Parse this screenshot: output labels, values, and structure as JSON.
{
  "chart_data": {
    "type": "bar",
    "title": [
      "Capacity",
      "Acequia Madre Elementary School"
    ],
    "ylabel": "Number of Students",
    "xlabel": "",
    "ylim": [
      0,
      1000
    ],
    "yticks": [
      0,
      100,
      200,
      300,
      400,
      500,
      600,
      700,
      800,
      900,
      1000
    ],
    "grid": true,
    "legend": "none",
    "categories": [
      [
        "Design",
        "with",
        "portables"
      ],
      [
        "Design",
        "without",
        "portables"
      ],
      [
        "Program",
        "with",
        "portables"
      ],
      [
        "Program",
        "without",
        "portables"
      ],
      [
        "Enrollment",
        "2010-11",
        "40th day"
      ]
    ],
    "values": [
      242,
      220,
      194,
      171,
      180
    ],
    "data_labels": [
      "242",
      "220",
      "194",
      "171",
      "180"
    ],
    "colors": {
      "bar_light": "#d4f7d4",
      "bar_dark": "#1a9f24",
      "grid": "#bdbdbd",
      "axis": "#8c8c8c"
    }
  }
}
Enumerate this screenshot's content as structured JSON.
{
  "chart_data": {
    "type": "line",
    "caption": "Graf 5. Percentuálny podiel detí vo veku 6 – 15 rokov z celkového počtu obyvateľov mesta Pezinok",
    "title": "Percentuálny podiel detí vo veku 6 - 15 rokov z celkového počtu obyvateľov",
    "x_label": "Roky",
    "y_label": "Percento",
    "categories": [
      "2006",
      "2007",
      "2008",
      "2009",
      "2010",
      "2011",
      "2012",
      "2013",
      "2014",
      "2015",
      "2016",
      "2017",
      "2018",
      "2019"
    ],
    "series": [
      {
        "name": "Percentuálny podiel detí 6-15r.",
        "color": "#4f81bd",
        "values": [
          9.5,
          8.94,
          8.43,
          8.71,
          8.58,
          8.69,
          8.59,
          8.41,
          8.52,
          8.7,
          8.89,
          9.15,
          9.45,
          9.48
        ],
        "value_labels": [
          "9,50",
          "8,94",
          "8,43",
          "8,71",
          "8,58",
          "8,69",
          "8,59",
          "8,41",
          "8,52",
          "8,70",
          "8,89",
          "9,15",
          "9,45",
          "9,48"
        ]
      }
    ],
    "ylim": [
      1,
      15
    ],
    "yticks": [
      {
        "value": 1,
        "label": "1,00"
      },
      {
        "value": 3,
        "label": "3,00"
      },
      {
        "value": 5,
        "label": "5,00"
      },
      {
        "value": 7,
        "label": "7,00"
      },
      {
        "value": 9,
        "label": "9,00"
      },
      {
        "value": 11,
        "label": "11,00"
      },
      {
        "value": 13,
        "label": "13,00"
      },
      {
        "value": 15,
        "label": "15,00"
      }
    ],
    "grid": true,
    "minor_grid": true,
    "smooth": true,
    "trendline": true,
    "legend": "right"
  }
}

────────

### [JOB]
Your answer should be a single number: how many lines of the material contain the word "rokov".

### [ANSWER TO THE PROBLEM]
2